Required work: Output the material word for word. Leave each picture out.

---

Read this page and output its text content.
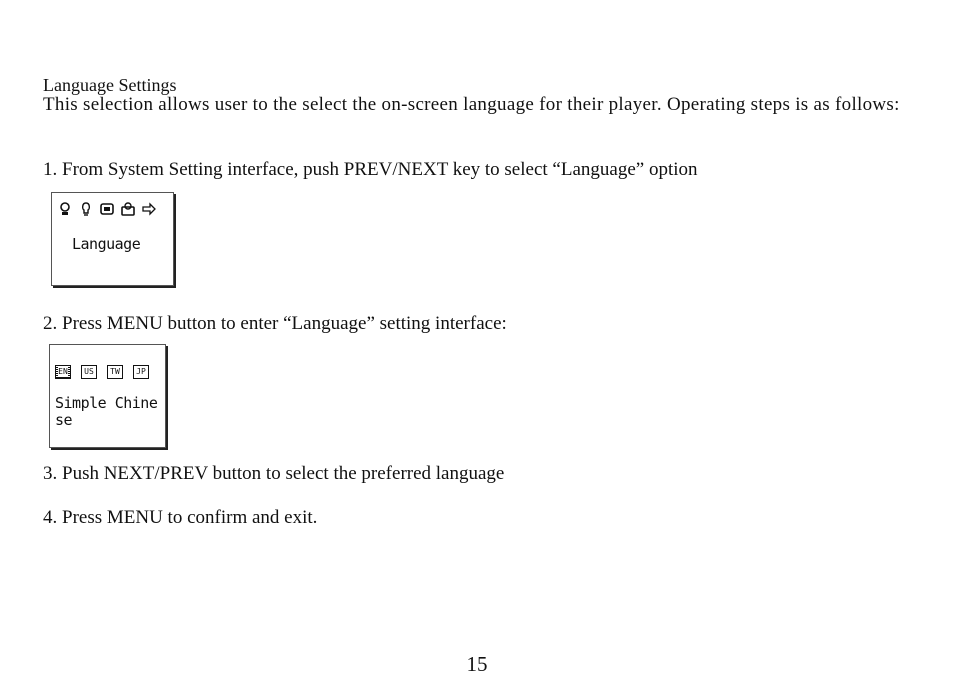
Language Settings
This selection allows user to the select the on-screen language for their player. Operating steps is as follows:
1. From System Setting interface, push PREV/NEXT key to select “Language” option
Language
2. Press MENU button to enter “Language” setting interface:
EN	US	TW	JP
Simple Chine se
3. Push NEXT/PREV button to select the preferred language
4. Press MENU to confirm and exit.
15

---

Worked answer:
Read this page and output its text content.
Language Settings
This selection allows user to the select the on-screen language for their player. Operating steps is as follows:
1. From System Setting interface, push PREV/NEXT key to select “Language” option
Language
2. Press MENU button to enter “Language” setting interface:
EN	US	TW	JP
Simple Chine se
3. Push NEXT/PREV button to select the preferred language
4. Press MENU to confirm and exit.
15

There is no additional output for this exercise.